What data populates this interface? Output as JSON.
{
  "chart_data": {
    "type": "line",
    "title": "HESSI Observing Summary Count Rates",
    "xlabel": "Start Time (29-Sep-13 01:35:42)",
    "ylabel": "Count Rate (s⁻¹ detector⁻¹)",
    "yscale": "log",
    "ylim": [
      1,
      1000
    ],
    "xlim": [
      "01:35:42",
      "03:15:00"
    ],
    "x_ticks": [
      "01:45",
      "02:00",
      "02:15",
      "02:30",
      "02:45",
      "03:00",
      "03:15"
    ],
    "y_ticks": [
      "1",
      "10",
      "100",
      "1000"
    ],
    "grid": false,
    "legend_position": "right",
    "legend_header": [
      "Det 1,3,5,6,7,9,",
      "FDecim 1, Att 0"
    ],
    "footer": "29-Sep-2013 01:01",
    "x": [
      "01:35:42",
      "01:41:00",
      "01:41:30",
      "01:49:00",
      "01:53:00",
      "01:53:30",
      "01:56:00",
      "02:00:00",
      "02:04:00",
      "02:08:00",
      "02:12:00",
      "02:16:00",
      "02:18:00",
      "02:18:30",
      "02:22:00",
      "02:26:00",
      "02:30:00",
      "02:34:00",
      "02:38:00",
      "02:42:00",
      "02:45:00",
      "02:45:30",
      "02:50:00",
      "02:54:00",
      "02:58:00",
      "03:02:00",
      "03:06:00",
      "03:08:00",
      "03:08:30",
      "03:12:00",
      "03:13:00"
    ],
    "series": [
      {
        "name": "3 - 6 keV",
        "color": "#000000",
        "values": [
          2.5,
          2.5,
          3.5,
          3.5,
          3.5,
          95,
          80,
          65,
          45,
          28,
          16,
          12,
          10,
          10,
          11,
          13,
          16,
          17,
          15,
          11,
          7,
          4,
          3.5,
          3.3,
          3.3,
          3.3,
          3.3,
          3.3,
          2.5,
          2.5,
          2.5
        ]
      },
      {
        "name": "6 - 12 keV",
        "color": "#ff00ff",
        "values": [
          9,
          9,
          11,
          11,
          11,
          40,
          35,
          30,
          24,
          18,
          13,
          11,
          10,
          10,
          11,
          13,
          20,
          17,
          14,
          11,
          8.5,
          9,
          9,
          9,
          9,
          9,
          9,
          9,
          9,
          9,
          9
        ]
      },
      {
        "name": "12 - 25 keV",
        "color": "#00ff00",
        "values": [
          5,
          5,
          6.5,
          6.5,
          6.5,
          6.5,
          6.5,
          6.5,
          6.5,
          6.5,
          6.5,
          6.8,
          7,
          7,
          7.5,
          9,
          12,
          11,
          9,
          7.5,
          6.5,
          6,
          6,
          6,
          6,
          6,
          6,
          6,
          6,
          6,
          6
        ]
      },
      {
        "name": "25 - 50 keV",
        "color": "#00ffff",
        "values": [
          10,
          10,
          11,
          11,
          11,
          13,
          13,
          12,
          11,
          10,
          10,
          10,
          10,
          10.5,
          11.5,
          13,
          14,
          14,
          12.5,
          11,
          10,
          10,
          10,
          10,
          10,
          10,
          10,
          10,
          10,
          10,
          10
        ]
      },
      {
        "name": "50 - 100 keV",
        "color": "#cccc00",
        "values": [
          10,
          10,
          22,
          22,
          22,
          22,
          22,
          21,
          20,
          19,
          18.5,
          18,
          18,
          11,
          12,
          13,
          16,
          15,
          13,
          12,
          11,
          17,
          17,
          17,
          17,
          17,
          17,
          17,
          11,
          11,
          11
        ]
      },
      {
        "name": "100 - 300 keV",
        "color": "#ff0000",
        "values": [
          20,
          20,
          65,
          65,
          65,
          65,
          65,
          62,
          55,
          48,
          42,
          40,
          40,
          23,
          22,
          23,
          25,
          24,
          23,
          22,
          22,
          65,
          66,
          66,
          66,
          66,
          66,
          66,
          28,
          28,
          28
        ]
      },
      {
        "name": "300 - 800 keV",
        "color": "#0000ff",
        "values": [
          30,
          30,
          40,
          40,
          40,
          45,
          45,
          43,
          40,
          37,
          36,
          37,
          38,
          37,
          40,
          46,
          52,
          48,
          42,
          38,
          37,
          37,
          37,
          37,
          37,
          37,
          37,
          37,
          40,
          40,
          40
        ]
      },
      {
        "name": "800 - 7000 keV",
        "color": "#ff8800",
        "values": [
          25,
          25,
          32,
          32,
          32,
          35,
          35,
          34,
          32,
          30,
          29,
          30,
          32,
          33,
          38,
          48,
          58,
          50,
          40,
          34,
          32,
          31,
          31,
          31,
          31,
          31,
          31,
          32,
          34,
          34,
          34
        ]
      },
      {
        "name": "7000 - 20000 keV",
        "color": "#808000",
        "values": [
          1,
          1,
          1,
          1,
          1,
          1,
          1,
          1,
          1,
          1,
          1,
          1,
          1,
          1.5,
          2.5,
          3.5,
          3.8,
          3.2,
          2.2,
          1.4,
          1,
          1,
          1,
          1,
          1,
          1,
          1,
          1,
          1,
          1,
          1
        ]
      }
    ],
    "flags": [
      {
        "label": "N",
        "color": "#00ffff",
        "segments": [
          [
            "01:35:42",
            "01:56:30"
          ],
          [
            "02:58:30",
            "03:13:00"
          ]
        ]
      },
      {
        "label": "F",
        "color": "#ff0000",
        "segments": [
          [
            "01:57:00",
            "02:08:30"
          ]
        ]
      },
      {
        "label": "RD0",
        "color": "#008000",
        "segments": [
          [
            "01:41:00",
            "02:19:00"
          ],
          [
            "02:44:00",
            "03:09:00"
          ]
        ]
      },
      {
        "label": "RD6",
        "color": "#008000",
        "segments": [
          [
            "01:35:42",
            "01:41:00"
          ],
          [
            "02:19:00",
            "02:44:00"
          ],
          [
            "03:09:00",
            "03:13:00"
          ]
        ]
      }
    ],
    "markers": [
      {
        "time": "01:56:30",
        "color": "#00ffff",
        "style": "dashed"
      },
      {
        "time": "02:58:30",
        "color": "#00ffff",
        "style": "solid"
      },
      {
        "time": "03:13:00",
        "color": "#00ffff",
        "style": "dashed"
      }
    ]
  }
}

+ + +

Repeat the data in its entirety, character for character.

| FINAL ANSWER |
What data populates this interface? Output as JSON.
{
  "chart_data": {
    "type": "line",
    "title": "HESSI Observing Summary Count Rates",
    "xlabel": "Start Time (29-Sep-13 01:35:42)",
    "ylabel": "Count Rate (s⁻¹ detector⁻¹)",
    "yscale": "log",
    "ylim": [
      1,
      1000
    ],
    "xlim": [
      "01:35:42",
      "03:15:00"
    ],
    "x_ticks": [
      "01:45",
      "02:00",
      "02:15",
      "02:30",
      "02:45",
      "03:00",
      "03:15"
    ],
    "y_ticks": [
      "1",
      "10",
      "100",
      "1000"
    ],
    "grid": false,
    "legend_position": "right",
    "legend_header": [
      "Det 1,3,5,6,7,9,",
      "FDecim 1, Att 0"
    ],
    "footer": "29-Sep-2013 01:01",
    "x": [
      "01:35:42",
      "01:41:00",
      "01:41:30",
      "01:49:00",
      "01:53:00",
      "01:53:30",
      "01:56:00",
      "02:00:00",
      "02:04:00",
      "02:08:00",
      "02:12:00",
      "02:16:00",
      "02:18:00",
      "02:18:30",
      "02:22:00",
      "02:26:00",
      "02:30:00",
      "02:34:00",
      "02:38:00",
      "02:42:00",
      "02:45:00",
      "02:45:30",
      "02:50:00",
      "02:54:00",
      "02:58:00",
      "03:02:00",
      "03:06:00",
      "03:08:00",
      "03:08:30",
      "03:12:00",
      "03:13:00"
    ],
    "series": [
      {
        "name": "3 - 6 keV",
        "color": "#000000",
        "values": [
          2.5,
          2.5,
          3.5,
          3.5,
          3.5,
          95,
          80,
          65,
          45,
          28,
          16,
          12,
          10,
          10,
          11,
          13,
          16,
          17,
          15,
          11,
          7,
          4,
          3.5,
          3.3,
          3.3,
          3.3,
          3.3,
          3.3,
          2.5,
          2.5,
          2.5
        ]
      },
      {
        "name": "6 - 12 keV",
        "color": "#ff00ff",
        "values": [
          9,
          9,
          11,
          11,
          11,
          40,
          35,
          30,
          24,
          18,
          13,
          11,
          10,
          10,
          11,
          13,
          20,
          17,
          14,
          11,
          8.5,
          9,
          9,
          9,
          9,
          9,
          9,
          9,
          9,
          9,
          9
        ]
      },
      {
        "name": "12 - 25 keV",
        "color": "#00ff00",
        "values": [
          5,
          5,
          6.5,
          6.5,
          6.5,
          6.5,
          6.5,
          6.5,
          6.5,
          6.5,
          6.5,
          6.8,
          7,
          7,
          7.5,
          9,
          12,
          11,
          9,
          7.5,
          6.5,
          6,
          6,
          6,
          6,
          6,
          6,
          6,
          6,
          6,
          6
        ]
      },
      {
        "name": "25 - 50 keV",
        "color": "#00ffff",
        "values": [
          10,
          10,
          11,
          11,
          11,
          13,
          13,
          12,
          11,
          10,
          10,
          10,
          10,
          10.5,
          11.5,
          13,
          14,
          14,
          12.5,
          11,
          10,
          10,
          10,
          10,
          10,
          10,
          10,
          10,
          10,
          10,
          10
        ]
      },
      {
        "name": "50 - 100 keV",
        "color": "#cccc00",
        "values": [
          10,
          10,
          22,
          22,
          22,
          22,
          22,
          21,
          20,
          19,
          18.5,
          18,
          18,
          11,
          12,
          13,
          16,
          15,
          13,
          12,
          11,
          17,
          17,
          17,
          17,
          17,
          17,
          17,
          11,
          11,
          11
        ]
      },
      {
        "name": "100 - 300 keV",
        "color": "#ff0000",
        "values": [
          20,
          20,
          65,
          65,
          65,
          65,
          65,
          62,
          55,
          48,
          42,
          40,
          40,
          23,
          22,
          23,
          25,
          24,
          23,
          22,
          22,
          65,
          66,
          66,
          66,
          66,
          66,
          66,
          28,
          28,
          28
        ]
      },
      {
        "name": "300 - 800 keV",
        "color": "#0000ff",
        "values": [
          30,
          30,
          40,
          40,
          40,
          45,
          45,
          43,
          40,
          37,
          36,
          37,
          38,
          37,
          40,
          46,
          52,
          48,
          42,
          38,
          37,
          37,
          37,
          37,
          37,
          37,
          37,
          37,
          40,
          40,
          40
        ]
      },
      {
        "name": "800 - 7000 keV",
        "color": "#ff8800",
        "values": [
          25,
          25,
          32,
          32,
          32,
          35,
          35,
          34,
          32,
          30,
          29,
          30,
          32,
          33,
          38,
          48,
          58,
          50,
          40,
          34,
          32,
          31,
          31,
          31,
          31,
          31,
          31,
          32,
          34,
          34,
          34
        ]
      },
      {
        "name": "7000 - 20000 keV",
        "color": "#808000",
        "values": [
          1,
          1,
          1,
          1,
          1,
          1,
          1,
          1,
          1,
          1,
          1,
          1,
          1,
          1.5,
          2.5,
          3.5,
          3.8,
          3.2,
          2.2,
          1.4,
          1,
          1,
          1,
          1,
          1,
          1,
          1,
          1,
          1,
          1,
          1
        ]
      }
    ],
    "flags": [
      {
        "label": "N",
        "color": "#00ffff",
        "segments": [
          [
            "01:35:42",
            "01:56:30"
          ],
          [
            "02:58:30",
            "03:13:00"
          ]
        ]
      },
      {
        "label": "F",
        "color": "#ff0000",
        "segments": [
          [
            "01:57:00",
            "02:08:30"
          ]
        ]
      },
      {
        "label": "RD0",
        "color": "#008000",
        "segments": [
          [
            "01:41:00",
            "02:19:00"
          ],
          [
            "02:44:00",
            "03:09:00"
          ]
        ]
      },
      {
        "label": "RD6",
        "color": "#008000",
        "segments": [
          [
            "01:35:42",
            "01:41:00"
          ],
          [
            "02:19:00",
            "02:44:00"
          ],
          [
            "03:09:00",
            "03:13:00"
          ]
        ]
      }
    ],
    "markers": [
      {
        "time": "01:56:30",
        "color": "#00ffff",
        "style": "dashed"
      },
      {
        "time": "02:58:30",
        "color": "#00ffff",
        "style": "solid"
      },
      {
        "time": "03:13:00",
        "color": "#00ffff",
        "style": "dashed"
      }
    ]
  }
}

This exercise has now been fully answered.